--- start of Task input ---
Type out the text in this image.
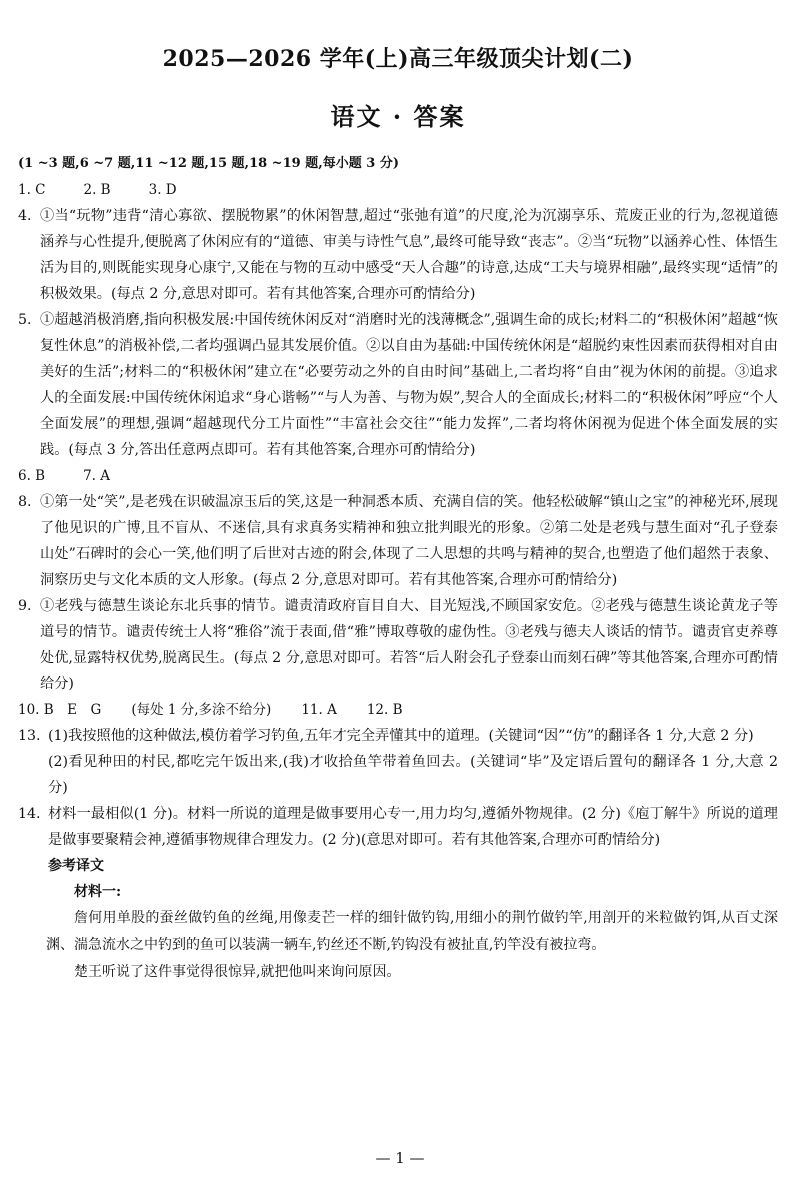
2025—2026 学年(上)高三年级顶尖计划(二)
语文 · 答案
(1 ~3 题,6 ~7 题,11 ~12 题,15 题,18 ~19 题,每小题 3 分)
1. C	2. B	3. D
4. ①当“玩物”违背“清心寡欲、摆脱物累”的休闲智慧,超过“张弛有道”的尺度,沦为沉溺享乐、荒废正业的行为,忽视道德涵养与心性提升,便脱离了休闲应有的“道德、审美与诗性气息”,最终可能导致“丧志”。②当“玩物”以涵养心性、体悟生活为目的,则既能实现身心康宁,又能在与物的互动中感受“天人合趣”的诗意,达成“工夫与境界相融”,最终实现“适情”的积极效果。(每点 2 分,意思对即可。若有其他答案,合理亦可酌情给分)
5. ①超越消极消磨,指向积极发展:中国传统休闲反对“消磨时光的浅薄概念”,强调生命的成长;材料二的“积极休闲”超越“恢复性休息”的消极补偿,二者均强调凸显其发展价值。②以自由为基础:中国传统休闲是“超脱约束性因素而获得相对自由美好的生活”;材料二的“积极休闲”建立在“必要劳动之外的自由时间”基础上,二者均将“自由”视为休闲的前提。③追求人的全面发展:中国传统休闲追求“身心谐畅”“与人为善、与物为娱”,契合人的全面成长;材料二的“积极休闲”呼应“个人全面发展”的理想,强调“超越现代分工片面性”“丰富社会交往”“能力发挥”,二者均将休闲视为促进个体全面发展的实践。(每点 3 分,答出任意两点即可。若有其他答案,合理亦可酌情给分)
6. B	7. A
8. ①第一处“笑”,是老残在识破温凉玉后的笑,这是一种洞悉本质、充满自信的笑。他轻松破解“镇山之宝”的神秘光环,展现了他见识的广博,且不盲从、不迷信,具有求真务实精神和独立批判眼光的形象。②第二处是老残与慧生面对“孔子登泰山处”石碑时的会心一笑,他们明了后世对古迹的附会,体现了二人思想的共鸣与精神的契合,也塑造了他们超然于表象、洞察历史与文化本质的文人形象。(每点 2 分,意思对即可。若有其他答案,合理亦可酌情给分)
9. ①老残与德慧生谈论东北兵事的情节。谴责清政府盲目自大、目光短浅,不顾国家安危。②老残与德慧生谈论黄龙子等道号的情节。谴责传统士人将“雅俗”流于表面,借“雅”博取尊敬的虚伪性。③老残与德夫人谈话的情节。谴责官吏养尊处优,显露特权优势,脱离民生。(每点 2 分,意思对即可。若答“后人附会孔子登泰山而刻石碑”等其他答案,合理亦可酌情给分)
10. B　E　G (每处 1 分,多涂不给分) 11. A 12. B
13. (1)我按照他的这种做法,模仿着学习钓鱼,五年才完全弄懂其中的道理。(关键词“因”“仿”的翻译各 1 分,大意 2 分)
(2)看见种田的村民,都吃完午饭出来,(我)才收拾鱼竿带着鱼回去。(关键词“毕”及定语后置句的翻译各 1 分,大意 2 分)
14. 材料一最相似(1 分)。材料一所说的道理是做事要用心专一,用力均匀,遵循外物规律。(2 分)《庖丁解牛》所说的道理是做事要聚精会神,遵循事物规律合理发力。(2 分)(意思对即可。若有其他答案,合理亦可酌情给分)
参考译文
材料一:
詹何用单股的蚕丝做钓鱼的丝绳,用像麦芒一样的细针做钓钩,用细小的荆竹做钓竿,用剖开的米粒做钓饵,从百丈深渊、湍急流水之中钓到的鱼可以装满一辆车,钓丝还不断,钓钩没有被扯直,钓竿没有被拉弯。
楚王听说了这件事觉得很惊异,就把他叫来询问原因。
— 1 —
--- end of Task input ---
§ **Goal**: Reproduce the material in full, word for word, and omit the pictures.

§ **Response to this exercise**:
Type out the text in this image.
2025—2026 学年(上)高三年级顶尖计划(二)
语文 · 答案
(1 ~3 题,6 ~7 题,11 ~12 题,15 题,18 ~19 题,每小题 3 分)
1. C	2. B	3. D
4. ①当“玩物”违背“清心寡欲、摆脱物累”的休闲智慧,超过“张弛有道”的尺度,沦为沉溺享乐、荒废正业的行为,忽视道德涵养与心性提升,便脱离了休闲应有的“道德、审美与诗性气息”,最终可能导致“丧志”。②当“玩物”以涵养心性、体悟生活为目的,则既能实现身心康宁,又能在与物的互动中感受“天人合趣”的诗意,达成“工夫与境界相融”,最终实现“适情”的积极效果。(每点 2 分,意思对即可。若有其他答案,合理亦可酌情给分)
5. ①超越消极消磨,指向积极发展:中国传统休闲反对“消磨时光的浅薄概念”,强调生命的成长;材料二的“积极休闲”超越“恢复性休息”的消极补偿,二者均强调凸显其发展价值。②以自由为基础:中国传统休闲是“超脱约束性因素而获得相对自由美好的生活”;材料二的“积极休闲”建立在“必要劳动之外的自由时间”基础上,二者均将“自由”视为休闲的前提。③追求人的全面发展:中国传统休闲追求“身心谐畅”“与人为善、与物为娱”,契合人的全面成长;材料二的“积极休闲”呼应“个人全面发展”的理想,强调“超越现代分工片面性”“丰富社会交往”“能力发挥”,二者均将休闲视为促进个体全面发展的实践。(每点 3 分,答出任意两点即可。若有其他答案,合理亦可酌情给分)
6. B	7. A
8. ①第一处“笑”,是老残在识破温凉玉后的笑,这是一种洞悉本质、充满自信的笑。他轻松破解“镇山之宝”的神秘光环,展现了他见识的广博,且不盲从、不迷信,具有求真务实精神和独立批判眼光的形象。②第二处是老残与慧生面对“孔子登泰山处”石碑时的会心一笑,他们明了后世对古迹的附会,体现了二人思想的共鸣与精神的契合,也塑造了他们超然于表象、洞察历史与文化本质的文人形象。(每点 2 分,意思对即可。若有其他答案,合理亦可酌情给分)
9. ①老残与德慧生谈论东北兵事的情节。谴责清政府盲目自大、目光短浅,不顾国家安危。②老残与德慧生谈论黄龙子等道号的情节。谴责传统士人将“雅俗”流于表面,借“雅”博取尊敬的虚伪性。③老残与德夫人谈话的情节。谴责官吏养尊处优,显露特权优势,脱离民生。(每点 2 分,意思对即可。若答“后人附会孔子登泰山而刻石碑”等其他答案,合理亦可酌情给分)
10. B　E　G (每处 1 分,多涂不给分) 11. A 12. B
13. (1)我按照他的这种做法,模仿着学习钓鱼,五年才完全弄懂其中的道理。(关键词“因”“仿”的翻译各 1 分,大意 2 分)
(2)看见种田的村民,都吃完午饭出来,(我)才收拾鱼竿带着鱼回去。(关键词“毕”及定语后置句的翻译各 1 分,大意 2 分)
14. 材料一最相似(1 分)。材料一所说的道理是做事要用心专一,用力均匀,遵循外物规律。(2 分)《庖丁解牛》所说的道理是做事要聚精会神,遵循事物规律合理发力。(2 分)(意思对即可。若有其他答案,合理亦可酌情给分)
参考译文
材料一:
詹何用单股的蚕丝做钓鱼的丝绳,用像麦芒一样的细针做钓钩,用细小的荆竹做钓竿,用剖开的米粒做钓饵,从百丈深渊、湍急流水之中钓到的鱼可以装满一辆车,钓丝还不断,钓钩没有被扯直,钓竿没有被拉弯。
楚王听说了这件事觉得很惊异,就把他叫来询问原因。
— 1 —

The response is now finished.